──────── Records supplied ────────

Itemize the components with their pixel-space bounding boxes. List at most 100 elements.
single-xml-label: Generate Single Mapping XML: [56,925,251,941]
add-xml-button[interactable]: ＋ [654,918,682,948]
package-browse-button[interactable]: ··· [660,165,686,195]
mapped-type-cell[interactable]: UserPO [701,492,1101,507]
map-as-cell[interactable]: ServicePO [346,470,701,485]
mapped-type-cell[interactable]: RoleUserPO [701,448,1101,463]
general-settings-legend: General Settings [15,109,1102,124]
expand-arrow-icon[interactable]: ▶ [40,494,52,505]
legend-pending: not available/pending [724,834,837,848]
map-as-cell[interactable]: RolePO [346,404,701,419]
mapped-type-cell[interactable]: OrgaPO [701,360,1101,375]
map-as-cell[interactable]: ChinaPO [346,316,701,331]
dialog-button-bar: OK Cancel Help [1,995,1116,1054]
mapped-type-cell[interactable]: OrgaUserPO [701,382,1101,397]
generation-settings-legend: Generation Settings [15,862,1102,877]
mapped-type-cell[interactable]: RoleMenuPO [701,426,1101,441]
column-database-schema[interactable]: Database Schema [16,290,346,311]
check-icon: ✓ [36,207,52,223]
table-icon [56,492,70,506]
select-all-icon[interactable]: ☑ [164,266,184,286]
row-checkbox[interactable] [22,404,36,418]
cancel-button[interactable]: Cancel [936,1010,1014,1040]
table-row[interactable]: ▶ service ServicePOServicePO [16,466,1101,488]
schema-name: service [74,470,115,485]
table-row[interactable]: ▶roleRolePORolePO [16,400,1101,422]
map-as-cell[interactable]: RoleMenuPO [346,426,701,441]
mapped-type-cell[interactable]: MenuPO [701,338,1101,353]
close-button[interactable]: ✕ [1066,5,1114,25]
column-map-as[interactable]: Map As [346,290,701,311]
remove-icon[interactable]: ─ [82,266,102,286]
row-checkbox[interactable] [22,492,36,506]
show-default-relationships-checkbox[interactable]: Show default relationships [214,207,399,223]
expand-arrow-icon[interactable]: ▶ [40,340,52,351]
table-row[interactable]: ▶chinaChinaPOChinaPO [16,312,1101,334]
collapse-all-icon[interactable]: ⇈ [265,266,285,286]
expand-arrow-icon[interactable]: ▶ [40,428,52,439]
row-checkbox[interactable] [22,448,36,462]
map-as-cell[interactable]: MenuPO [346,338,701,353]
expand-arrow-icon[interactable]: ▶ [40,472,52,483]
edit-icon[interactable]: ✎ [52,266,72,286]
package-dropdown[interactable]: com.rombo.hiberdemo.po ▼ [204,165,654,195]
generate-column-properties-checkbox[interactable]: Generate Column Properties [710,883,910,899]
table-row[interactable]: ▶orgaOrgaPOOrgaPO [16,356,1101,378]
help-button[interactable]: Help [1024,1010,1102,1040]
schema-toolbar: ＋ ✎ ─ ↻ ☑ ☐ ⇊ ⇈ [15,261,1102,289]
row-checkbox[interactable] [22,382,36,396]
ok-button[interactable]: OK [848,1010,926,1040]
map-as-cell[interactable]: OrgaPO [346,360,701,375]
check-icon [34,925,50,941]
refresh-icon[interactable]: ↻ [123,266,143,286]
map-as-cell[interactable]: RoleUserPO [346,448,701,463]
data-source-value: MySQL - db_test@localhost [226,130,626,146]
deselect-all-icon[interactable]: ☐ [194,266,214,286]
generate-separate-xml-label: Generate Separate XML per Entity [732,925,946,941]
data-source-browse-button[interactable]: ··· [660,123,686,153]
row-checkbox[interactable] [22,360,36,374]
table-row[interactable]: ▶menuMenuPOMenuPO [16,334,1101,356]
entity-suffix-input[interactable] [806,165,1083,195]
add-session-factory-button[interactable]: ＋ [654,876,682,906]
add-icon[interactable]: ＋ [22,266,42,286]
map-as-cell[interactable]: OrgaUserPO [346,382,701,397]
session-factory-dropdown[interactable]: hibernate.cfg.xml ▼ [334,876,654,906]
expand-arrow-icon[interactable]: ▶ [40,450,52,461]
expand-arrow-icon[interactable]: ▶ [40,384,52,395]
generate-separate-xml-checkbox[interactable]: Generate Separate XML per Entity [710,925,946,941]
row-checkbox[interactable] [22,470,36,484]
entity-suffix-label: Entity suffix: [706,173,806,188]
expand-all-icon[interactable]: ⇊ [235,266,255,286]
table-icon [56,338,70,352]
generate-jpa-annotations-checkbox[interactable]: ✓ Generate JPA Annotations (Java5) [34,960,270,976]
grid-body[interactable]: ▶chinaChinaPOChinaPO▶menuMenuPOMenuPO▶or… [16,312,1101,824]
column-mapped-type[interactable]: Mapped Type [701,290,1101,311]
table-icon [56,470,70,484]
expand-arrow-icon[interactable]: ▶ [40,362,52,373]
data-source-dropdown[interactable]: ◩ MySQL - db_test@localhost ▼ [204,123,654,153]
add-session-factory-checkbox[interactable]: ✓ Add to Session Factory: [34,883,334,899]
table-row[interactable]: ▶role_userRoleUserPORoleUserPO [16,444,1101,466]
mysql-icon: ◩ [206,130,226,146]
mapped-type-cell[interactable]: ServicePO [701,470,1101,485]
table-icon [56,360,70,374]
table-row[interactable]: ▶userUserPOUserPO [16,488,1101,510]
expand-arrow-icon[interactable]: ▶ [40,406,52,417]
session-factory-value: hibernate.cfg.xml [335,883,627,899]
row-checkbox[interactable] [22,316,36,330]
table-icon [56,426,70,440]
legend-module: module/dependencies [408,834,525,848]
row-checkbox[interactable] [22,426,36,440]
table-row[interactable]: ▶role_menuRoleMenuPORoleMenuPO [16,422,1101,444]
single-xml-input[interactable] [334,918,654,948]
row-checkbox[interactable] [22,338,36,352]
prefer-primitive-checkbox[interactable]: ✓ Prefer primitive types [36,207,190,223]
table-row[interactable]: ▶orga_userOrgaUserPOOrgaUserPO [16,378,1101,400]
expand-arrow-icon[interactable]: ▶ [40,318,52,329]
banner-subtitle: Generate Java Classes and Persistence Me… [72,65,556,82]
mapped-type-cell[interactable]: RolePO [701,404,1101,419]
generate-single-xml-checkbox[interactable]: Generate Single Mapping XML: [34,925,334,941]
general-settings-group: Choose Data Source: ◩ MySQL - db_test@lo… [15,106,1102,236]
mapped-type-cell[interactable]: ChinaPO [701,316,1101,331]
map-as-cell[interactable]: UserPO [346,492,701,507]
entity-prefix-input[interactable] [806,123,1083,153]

────────

= Exercise description =
Copy every line of the records above word for word, in the same order.

= Response below =
Itemize the components with their pixel-space bounding boxes. List at most 100 elements.
single-xml-label: Generate Single Mapping XML: [56,925,251,941]
add-xml-button[interactable]: ＋ [654,918,682,948]
package-browse-button[interactable]: ··· [660,165,686,195]
mapped-type-cell[interactable]: UserPO [701,492,1101,507]
map-as-cell[interactable]: ServicePO [346,470,701,485]
mapped-type-cell[interactable]: RoleUserPO [701,448,1101,463]
general-settings-legend: General Settings [15,109,1102,124]
expand-arrow-icon[interactable]: ▶ [40,494,52,505]
legend-pending: not available/pending [724,834,837,848]
map-as-cell[interactable]: RolePO [346,404,701,419]
mapped-type-cell[interactable]: OrgaPO [701,360,1101,375]
map-as-cell[interactable]: ChinaPO [346,316,701,331]
dialog-button-bar: OK Cancel Help [1,995,1116,1054]
mapped-type-cell[interactable]: OrgaUserPO [701,382,1101,397]
generation-settings-legend: Generation Settings [15,862,1102,877]
mapped-type-cell[interactable]: RoleMenuPO [701,426,1101,441]
column-database-schema[interactable]: Database Schema [16,290,346,311]
check-icon: ✓ [36,207,52,223]
table-icon [56,492,70,506]
select-all-icon[interactable]: ☑ [164,266,184,286]
row-checkbox[interactable] [22,404,36,418]
cancel-button[interactable]: Cancel [936,1010,1014,1040]
table-row[interactable]: ▶ service ServicePOServicePO [16,466,1101,488]
schema-name: service [74,470,115,485]
table-row[interactable]: ▶roleRolePORolePO [16,400,1101,422]
map-as-cell[interactable]: RoleMenuPO [346,426,701,441]
mapped-type-cell[interactable]: MenuPO [701,338,1101,353]
close-button[interactable]: ✕ [1066,5,1114,25]
column-map-as[interactable]: Map As [346,290,701,311]
remove-icon[interactable]: ─ [82,266,102,286]
row-checkbox[interactable] [22,492,36,506]
show-default-relationships-checkbox[interactable]: Show default relationships [214,207,399,223]
expand-arrow-icon[interactable]: ▶ [40,340,52,351]
table-row[interactable]: ▶chinaChinaPOChinaPO [16,312,1101,334]
collapse-all-icon[interactable]: ⇈ [265,266,285,286]
expand-arrow-icon[interactable]: ▶ [40,428,52,439]
row-checkbox[interactable] [22,448,36,462]
map-as-cell[interactable]: MenuPO [346,338,701,353]
expand-arrow-icon[interactable]: ▶ [40,472,52,483]
edit-icon[interactable]: ✎ [52,266,72,286]
package-dropdown[interactable]: com.rombo.hiberdemo.po ▼ [204,165,654,195]
generate-column-properties-checkbox[interactable]: Generate Column Properties [710,883,910,899]
table-row[interactable]: ▶orgaOrgaPOOrgaPO [16,356,1101,378]
help-button[interactable]: Help [1024,1010,1102,1040]
schema-toolbar: ＋ ✎ ─ ↻ ☑ ☐ ⇊ ⇈ [15,261,1102,289]
row-checkbox[interactable] [22,382,36,396]
ok-button[interactable]: OK [848,1010,926,1040]
map-as-cell[interactable]: OrgaPO [346,360,701,375]
check-icon [34,925,50,941]
refresh-icon[interactable]: ↻ [123,266,143,286]
map-as-cell[interactable]: RoleUserPO [346,448,701,463]
data-source-value: MySQL - db_test@localhost [226,130,626,146]
deselect-all-icon[interactable]: ☐ [194,266,214,286]
generate-separate-xml-label: Generate Separate XML per Entity [732,925,946,941]
data-source-browse-button[interactable]: ··· [660,123,686,153]
row-checkbox[interactable] [22,360,36,374]
table-row[interactable]: ▶menuMenuPOMenuPO [16,334,1101,356]
entity-suffix-input[interactable] [806,165,1083,195]
add-session-factory-button[interactable]: ＋ [654,876,682,906]
add-icon[interactable]: ＋ [22,266,42,286]
map-as-cell[interactable]: OrgaUserPO [346,382,701,397]
session-factory-dropdown[interactable]: hibernate.cfg.xml ▼ [334,876,654,906]
expand-arrow-icon[interactable]: ▶ [40,450,52,461]
expand-arrow-icon[interactable]: ▶ [40,384,52,395]
generate-separate-xml-checkbox[interactable]: Generate Separate XML per Entity [710,925,946,941]
row-checkbox[interactable] [22,470,36,484]
entity-suffix-label: Entity suffix: [706,173,806,188]
expand-all-icon[interactable]: ⇊ [235,266,255,286]
table-icon [56,338,70,352]
generate-jpa-annotations-checkbox[interactable]: ✓ Generate JPA Annotations (Java5) [34,960,270,976]
grid-body[interactable]: ▶chinaChinaPOChinaPO▶menuMenuPOMenuPO▶or… [16,312,1101,824]
column-mapped-type[interactable]: Mapped Type [701,290,1101,311]
table-icon [56,470,70,484]
expand-arrow-icon[interactable]: ▶ [40,362,52,373]
data-source-dropdown[interactable]: ◩ MySQL - db_test@localhost ▼ [204,123,654,153]
add-session-factory-checkbox[interactable]: ✓ Add to Session Factory: [34,883,334,899]
table-row[interactable]: ▶role_userRoleUserPORoleUserPO [16,444,1101,466]
mysql-icon: ◩ [206,130,226,146]
mapped-type-cell[interactable]: ServicePO [701,470,1101,485]
table-icon [56,360,70,374]
table-row[interactable]: ▶userUserPOUserPO [16,488,1101,510]
expand-arrow-icon[interactable]: ▶ [40,406,52,417]
session-factory-value: hibernate.cfg.xml [335,883,627,899]
row-checkbox[interactable] [22,316,36,330]
table-icon [56,426,70,440]
legend-module: module/dependencies [408,834,525,848]
row-checkbox[interactable] [22,426,36,440]
table-row[interactable]: ▶role_menuRoleMenuPORoleMenuPO [16,422,1101,444]
single-xml-input[interactable] [334,918,654,948]
row-checkbox[interactable] [22,338,36,352]
prefer-primitive-checkbox[interactable]: ✓ Prefer primitive types [36,207,190,223]
table-row[interactable]: ▶orga_userOrgaUserPOOrgaUserPO [16,378,1101,400]
expand-arrow-icon[interactable]: ▶ [40,318,52,329]
banner-subtitle: Generate Java Classes and Persistence Me… [72,65,556,82]
mapped-type-cell[interactable]: RolePO [701,404,1101,419]
generate-single-xml-checkbox[interactable]: Generate Single Mapping XML: [34,925,334,941]
general-settings-group: Choose Data Source: ◩ MySQL - db_test@lo… [15,106,1102,236]
mapped-type-cell[interactable]: ChinaPO [701,316,1101,331]
map-as-cell[interactable]: UserPO [346,492,701,507]
entity-prefix-input[interactable] [806,123,1083,153]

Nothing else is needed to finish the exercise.